Dataset entries:
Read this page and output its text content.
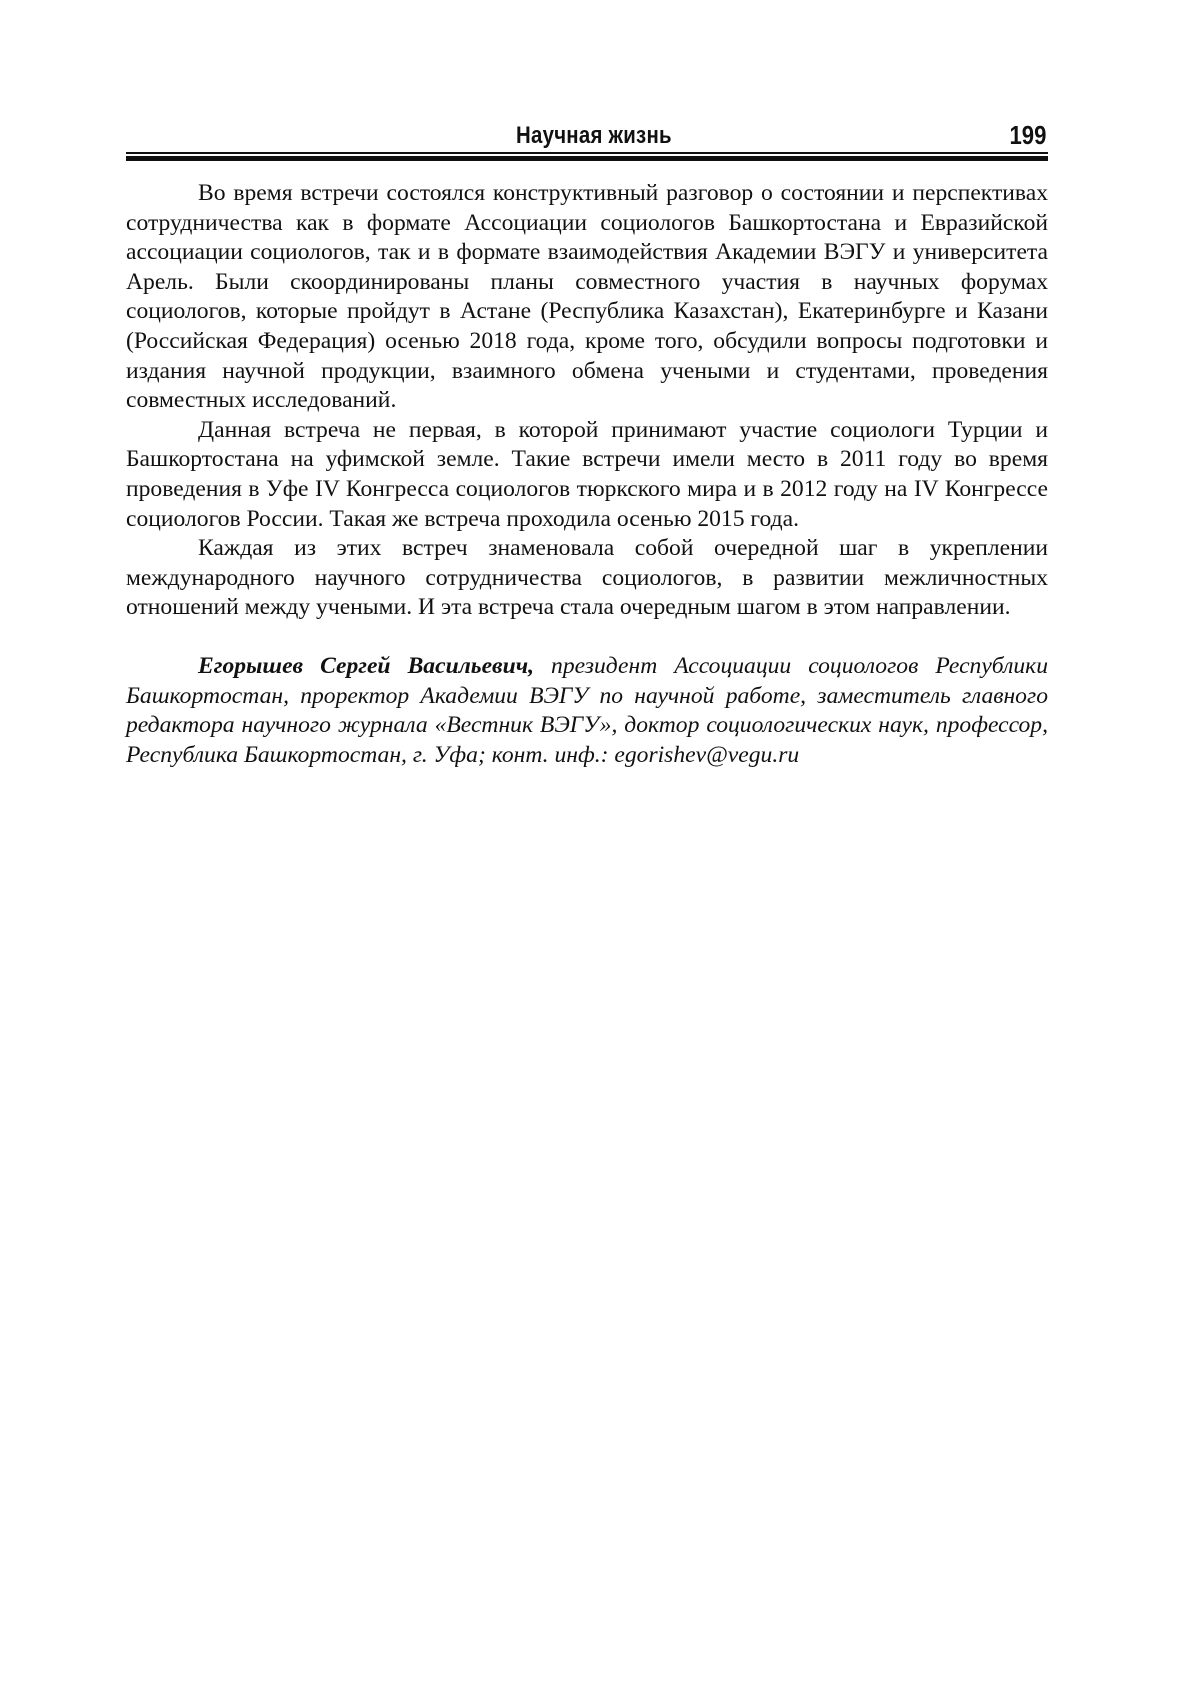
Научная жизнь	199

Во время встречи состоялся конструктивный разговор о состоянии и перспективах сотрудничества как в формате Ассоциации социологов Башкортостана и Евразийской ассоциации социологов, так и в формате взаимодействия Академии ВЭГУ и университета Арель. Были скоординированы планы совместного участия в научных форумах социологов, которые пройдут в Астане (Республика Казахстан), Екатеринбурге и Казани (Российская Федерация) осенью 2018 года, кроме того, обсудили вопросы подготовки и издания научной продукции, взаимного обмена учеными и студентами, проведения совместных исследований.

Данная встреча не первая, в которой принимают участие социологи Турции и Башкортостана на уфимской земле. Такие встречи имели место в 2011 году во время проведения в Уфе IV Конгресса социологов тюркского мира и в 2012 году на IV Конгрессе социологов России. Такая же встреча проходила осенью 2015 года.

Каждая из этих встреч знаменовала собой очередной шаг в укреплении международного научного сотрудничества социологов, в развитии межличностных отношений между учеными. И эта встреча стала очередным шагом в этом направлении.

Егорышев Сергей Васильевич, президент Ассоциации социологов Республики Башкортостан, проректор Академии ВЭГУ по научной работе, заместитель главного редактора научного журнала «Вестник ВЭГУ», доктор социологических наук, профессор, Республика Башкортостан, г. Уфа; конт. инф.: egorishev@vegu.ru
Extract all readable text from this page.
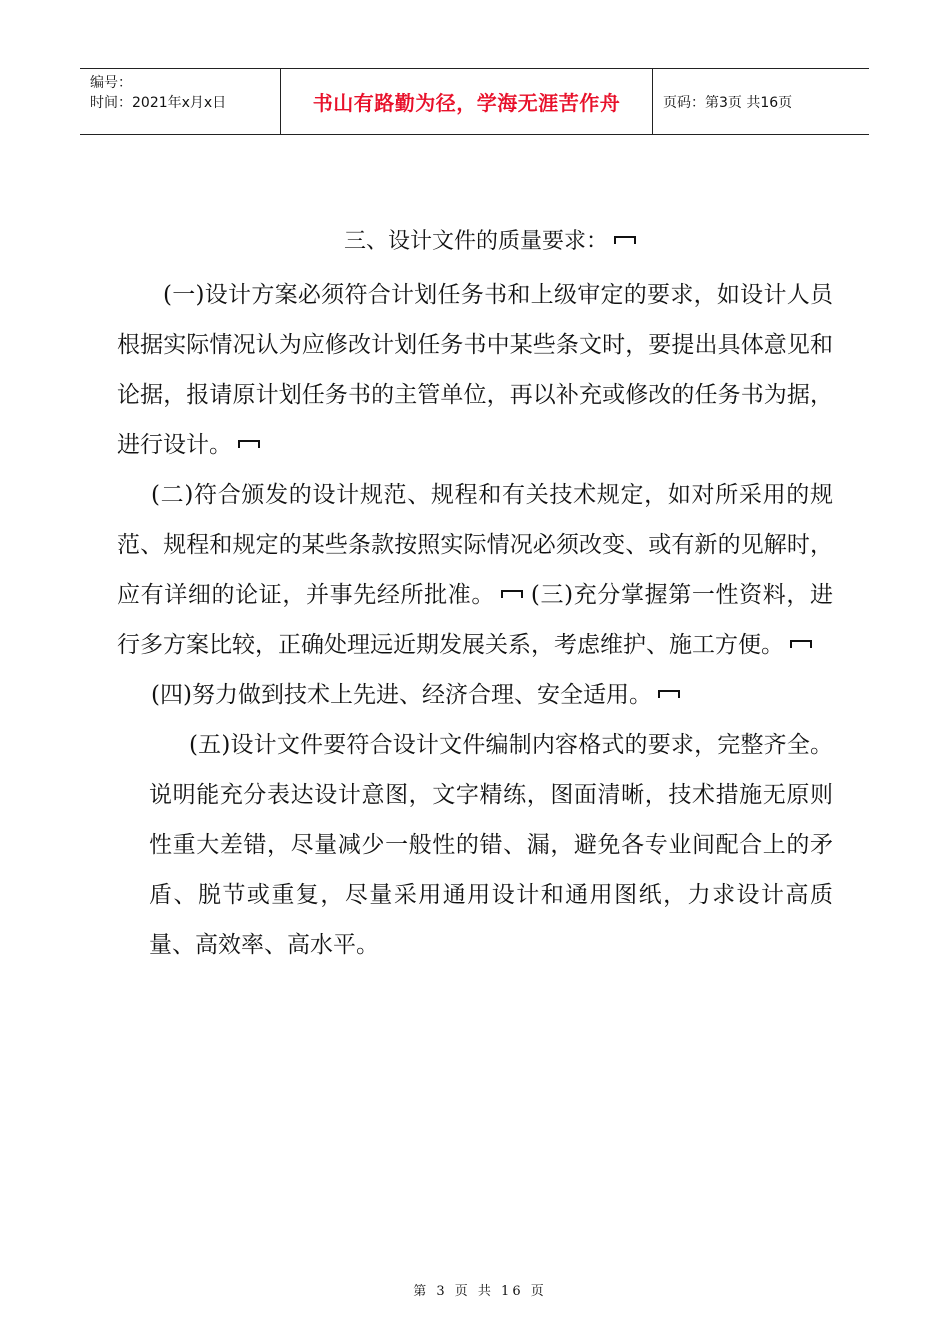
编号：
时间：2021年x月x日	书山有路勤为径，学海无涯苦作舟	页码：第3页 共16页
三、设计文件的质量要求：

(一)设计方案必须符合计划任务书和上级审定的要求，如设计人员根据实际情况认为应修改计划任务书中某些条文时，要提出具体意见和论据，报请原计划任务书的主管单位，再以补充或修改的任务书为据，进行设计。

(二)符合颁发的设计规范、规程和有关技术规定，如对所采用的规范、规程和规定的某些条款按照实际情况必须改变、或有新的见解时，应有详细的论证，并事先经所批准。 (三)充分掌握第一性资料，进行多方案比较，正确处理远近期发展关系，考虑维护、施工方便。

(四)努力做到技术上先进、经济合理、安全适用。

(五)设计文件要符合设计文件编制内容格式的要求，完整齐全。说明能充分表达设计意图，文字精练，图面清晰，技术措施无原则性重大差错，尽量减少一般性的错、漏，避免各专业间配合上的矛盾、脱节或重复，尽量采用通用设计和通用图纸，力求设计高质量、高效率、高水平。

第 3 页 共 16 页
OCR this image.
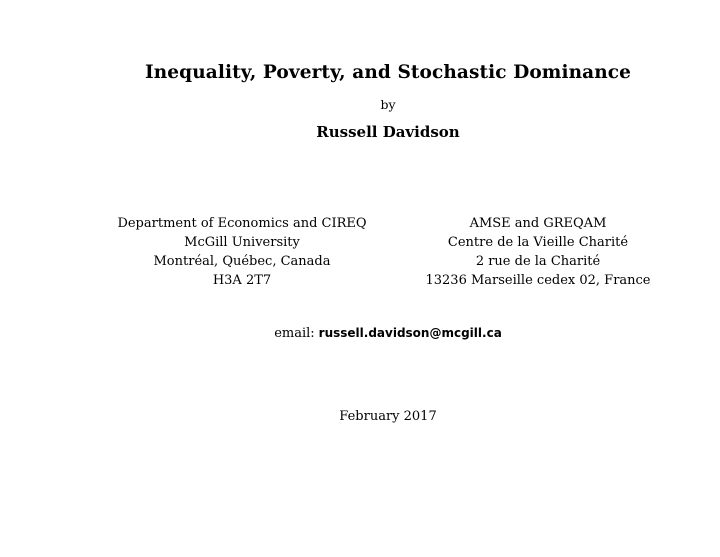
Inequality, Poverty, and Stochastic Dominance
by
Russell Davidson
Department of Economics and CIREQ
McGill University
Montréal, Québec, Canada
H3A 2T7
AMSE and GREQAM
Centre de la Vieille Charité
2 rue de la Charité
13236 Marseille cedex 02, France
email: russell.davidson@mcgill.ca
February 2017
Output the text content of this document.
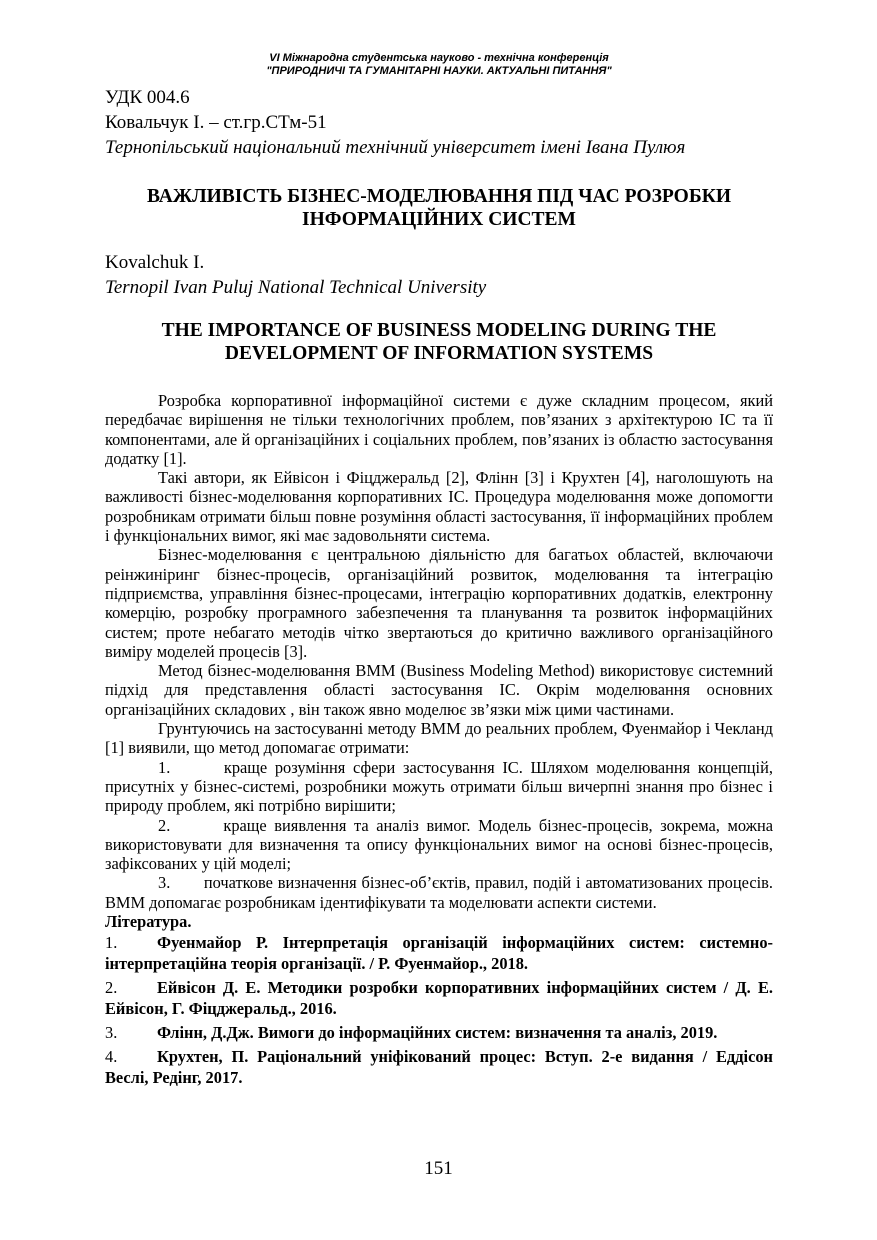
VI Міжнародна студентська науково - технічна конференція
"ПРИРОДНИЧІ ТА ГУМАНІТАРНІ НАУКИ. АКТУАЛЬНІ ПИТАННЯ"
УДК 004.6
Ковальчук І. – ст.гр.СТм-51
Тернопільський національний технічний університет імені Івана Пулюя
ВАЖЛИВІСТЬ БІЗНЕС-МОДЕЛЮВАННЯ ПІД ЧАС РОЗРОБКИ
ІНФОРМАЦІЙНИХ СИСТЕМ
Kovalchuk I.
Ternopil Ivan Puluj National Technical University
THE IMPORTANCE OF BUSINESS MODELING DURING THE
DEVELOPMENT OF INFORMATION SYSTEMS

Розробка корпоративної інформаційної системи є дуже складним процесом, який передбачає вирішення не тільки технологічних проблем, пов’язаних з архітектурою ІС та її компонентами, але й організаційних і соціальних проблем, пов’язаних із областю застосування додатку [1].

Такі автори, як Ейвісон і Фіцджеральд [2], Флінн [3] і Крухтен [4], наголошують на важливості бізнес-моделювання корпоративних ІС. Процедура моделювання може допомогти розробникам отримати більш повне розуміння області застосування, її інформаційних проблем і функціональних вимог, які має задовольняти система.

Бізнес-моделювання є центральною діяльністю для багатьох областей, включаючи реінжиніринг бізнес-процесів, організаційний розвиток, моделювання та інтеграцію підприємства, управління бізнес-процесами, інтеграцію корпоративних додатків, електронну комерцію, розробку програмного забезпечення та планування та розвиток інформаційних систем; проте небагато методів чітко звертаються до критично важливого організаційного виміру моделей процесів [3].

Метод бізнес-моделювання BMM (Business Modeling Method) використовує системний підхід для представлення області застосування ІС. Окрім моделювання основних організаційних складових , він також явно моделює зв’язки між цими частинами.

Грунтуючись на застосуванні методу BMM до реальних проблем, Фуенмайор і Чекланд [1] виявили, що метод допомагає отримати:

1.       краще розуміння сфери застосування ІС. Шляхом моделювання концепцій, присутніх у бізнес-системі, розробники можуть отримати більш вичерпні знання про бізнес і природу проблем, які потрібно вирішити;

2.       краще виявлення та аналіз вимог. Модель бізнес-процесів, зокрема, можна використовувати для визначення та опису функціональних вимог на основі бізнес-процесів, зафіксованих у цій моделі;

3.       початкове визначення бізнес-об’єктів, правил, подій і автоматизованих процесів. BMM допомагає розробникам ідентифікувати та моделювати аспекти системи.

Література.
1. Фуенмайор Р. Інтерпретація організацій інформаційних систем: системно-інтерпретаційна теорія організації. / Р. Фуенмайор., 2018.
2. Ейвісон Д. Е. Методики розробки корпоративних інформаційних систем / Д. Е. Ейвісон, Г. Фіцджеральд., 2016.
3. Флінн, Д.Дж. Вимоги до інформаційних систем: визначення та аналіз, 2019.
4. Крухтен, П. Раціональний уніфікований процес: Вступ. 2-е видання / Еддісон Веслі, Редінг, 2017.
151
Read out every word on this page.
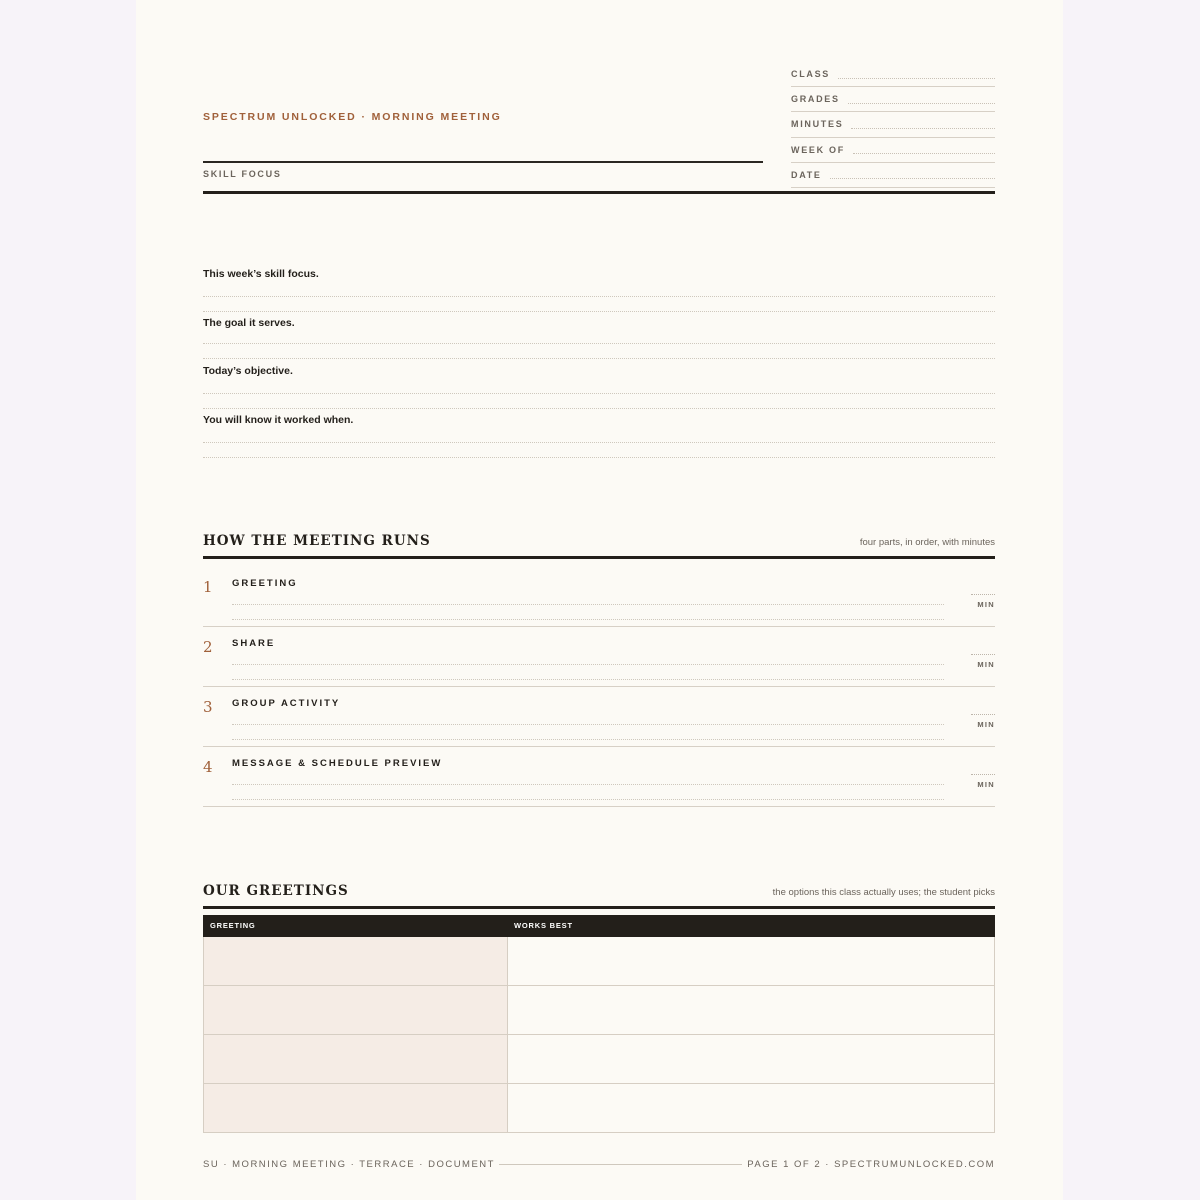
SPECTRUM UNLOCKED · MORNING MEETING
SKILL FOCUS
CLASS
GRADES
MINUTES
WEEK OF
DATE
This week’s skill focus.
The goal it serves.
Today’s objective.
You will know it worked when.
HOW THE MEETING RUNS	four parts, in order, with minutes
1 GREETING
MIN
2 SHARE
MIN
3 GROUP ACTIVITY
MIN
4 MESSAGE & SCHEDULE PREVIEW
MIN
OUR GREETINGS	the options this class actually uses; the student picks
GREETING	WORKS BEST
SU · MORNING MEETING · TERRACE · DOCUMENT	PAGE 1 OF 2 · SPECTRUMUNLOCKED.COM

• [WHAT TO PRODUCE]
Transcribe the complete set of entries verbatim. No pictures belong in the copy.

• [EXERCISE OUTPUT]
Read this page and output its text content.
Научная жизнь	199

Во время встречи состоялся конструктивный разговор о состоянии и перспективах сотрудничества как в формате Ассоциации социологов Башкортостана и Евразийской ассоциации социологов, так и в формате взаимодействия Академии ВЭГУ и университета Арель. Были скоординированы планы совместного участия в научных форумах социологов, которые пройдут в Астане (Республика Казахстан), Екатеринбурге и Казани (Российская Федерация) осенью 2018 года, кроме того, обсудили вопросы подготовки и издания научной продукции, взаимного обмена учеными и студентами, проведения совместных исследований.

Данная встреча не первая, в которой принимают участие социологи Турции и Башкортостана на уфимской земле. Такие встречи имели место в 2011 году во время проведения в Уфе IV Конгресса социологов тюркского мира и в 2012 году на IV Конгрессе социологов России. Такая же встреча проходила осенью 2015 года.

Каждая из этих встреч знаменовала собой очередной шаг в укреплении международного научного сотрудничества социологов, в развитии межличностных отношений между учеными. И эта встреча стала очередным шагом в этом направлении.

Егорышев Сергей Васильевич, президент Ассоциации социологов Республики Башкортостан, проректор Академии ВЭГУ по научной работе, заместитель главного редактора научного журнала «Вестник ВЭГУ», доктор социологических наук, профессор, Республика Башкортостан, г. Уфа; конт. инф.: egorishev@vegu.ru
Extract all readable text from this page.
编号：
时间：2021年x月x日	书山有路勤为径，学海无涯苦作舟	页码：第3页 共16页
三、设计文件的质量要求：

(一)设计方案必须符合计划任务书和上级审定的要求，如设计人员根据实际情况认为应修改计划任务书中某些条文时，要提出具体意见和论据，报请原计划任务书的主管单位，再以补充或修改的任务书为据，进行设计。

(二)符合颁发的设计规范、规程和有关技术规定，如对所采用的规范、规程和规定的某些条款按照实际情况必须改变、或有新的见解时，应有详细的论证，并事先经所批准。 (三)充分掌握第一性资料，进行多方案比较，正确处理远近期发展关系，考虑维护、施工方便。

(四)努力做到技术上先进、经济合理、安全适用。

(五)设计文件要符合设计文件编制内容格式的要求，完整齐全。说明能充分表达设计意图，文字精练，图面清晰，技术措施无原则性重大差错，尽量减少一般性的错、漏，避免各专业间配合上的矛盾、脱节或重复，尽量采用通用设计和通用图纸，力求设计高质量、高效率、高水平。

第 3 页 共 16 页
OCR this image.
Inequality, Poverty, and Stochastic Dominance
by
Russell Davidson
Department of Economics and CIREQ
McGill University
Montréal, Québec, Canada
H3A 2T7
AMSE and GREQAM
Centre de la Vieille Charité
2 rue de la Charité
13236 Marseille cedex 02, France
email: russell.davidson@mcgill.ca
February 2017
Output the text content of this document.
VI Міжнародна студентська науково - технічна конференція
"ПРИРОДНИЧІ ТА ГУМАНІТАРНІ НАУКИ. АКТУАЛЬНІ ПИТАННЯ"
УДК 004.6
Ковальчук І. – ст.гр.СТм-51
Тернопільський національний технічний університет імені Івана Пулюя
ВАЖЛИВІСТЬ БІЗНЕС-МОДЕЛЮВАННЯ ПІД ЧАС РОЗРОБКИ
ІНФОРМАЦІЙНИХ СИСТЕМ
Kovalchuk I.
Ternopil Ivan Puluj National Technical University
THE IMPORTANCE OF BUSINESS MODELING DURING THE
DEVELOPMENT OF INFORMATION SYSTEMS

Розробка корпоративної інформаційної системи є дуже складним процесом, який передбачає вирішення не тільки технологічних проблем, пов’язаних з архітектурою ІС та її компонентами, але й організаційних і соціальних проблем, пов’язаних із областю застосування додатку [1].

Такі автори, як Ейвісон і Фіцджеральд [2], Флінн [3] і Крухтен [4], наголошують на важливості бізнес-моделювання корпоративних ІС. Процедура моделювання може допомогти розробникам отримати більш повне розуміння області застосування, її інформаційних проблем і функціональних вимог, які має задовольняти система.

Бізнес-моделювання є центральною діяльністю для багатьох областей, включаючи реінжиніринг бізнес-процесів, організаційний розвиток, моделювання та інтеграцію підприємства, управління бізнес-процесами, інтеграцію корпоративних додатків, електронну комерцію, розробку програмного забезпечення та планування та розвиток інформаційних систем; проте небагато методів чітко звертаються до критично важливого організаційного виміру моделей процесів [3].

Метод бізнес-моделювання BMM (Business Modeling Method) використовує системний підхід для представлення області застосування ІС. Окрім моделювання основних організаційних складових , він також явно моделює зв’язки між цими частинами.

Грунтуючись на застосуванні методу BMM до реальних проблем, Фуенмайор і Чекланд [1] виявили, що метод допомагає отримати:

1.       краще розуміння сфери застосування ІС. Шляхом моделювання концепцій, присутніх у бізнес-системі, розробники можуть отримати більш вичерпні знання про бізнес і природу проблем, які потрібно вирішити;

2.       краще виявлення та аналіз вимог. Модель бізнес-процесів, зокрема, можна використовувати для визначення та опису функціональних вимог на основі бізнес-процесів, зафіксованих у цій моделі;

3.       початкове визначення бізнес-об’єктів, правил, подій і автоматизованих процесів. BMM допомагає розробникам ідентифікувати та моделювати аспекти системи.

Література.
1. Фуенмайор Р. Інтерпретація організацій інформаційних систем: системно-інтерпретаційна теорія організації. / Р. Фуенмайор., 2018.
2. Ейвісон Д. Е. Методики розробки корпоративних інформаційних систем / Д. Е. Ейвісон, Г. Фіцджеральд., 2016.
3. Флінн, Д.Дж. Вимоги до інформаційних систем: визначення та аналіз, 2019.
4. Крухтен, П. Раціональний уніфікований процес: Вступ. 2-е видання / Еддісон Веслі, Редінг, 2017.
151
Read out every word on this page.
SPECTRUM UNLOCKED · MORNING MEETING
SKILL FOCUS
CLASS
GRADES
MINUTES
WEEK OF
DATE
This week’s skill focus.
The goal it serves.
Today’s objective.
You will know it worked when.
HOW THE MEETING RUNS	four parts, in order, with minutes
1 GREETING
MIN
2 SHARE
MIN
3 GROUP ACTIVITY
MIN
4 MESSAGE & SCHEDULE PREVIEW
MIN
OUR GREETINGS	the options this class actually uses; the student picks
GREETING	WORKS BEST
SU · MORNING MEETING · TERRACE · DOCUMENT	PAGE 1 OF 2 · SPECTRUMUNLOCKED.COM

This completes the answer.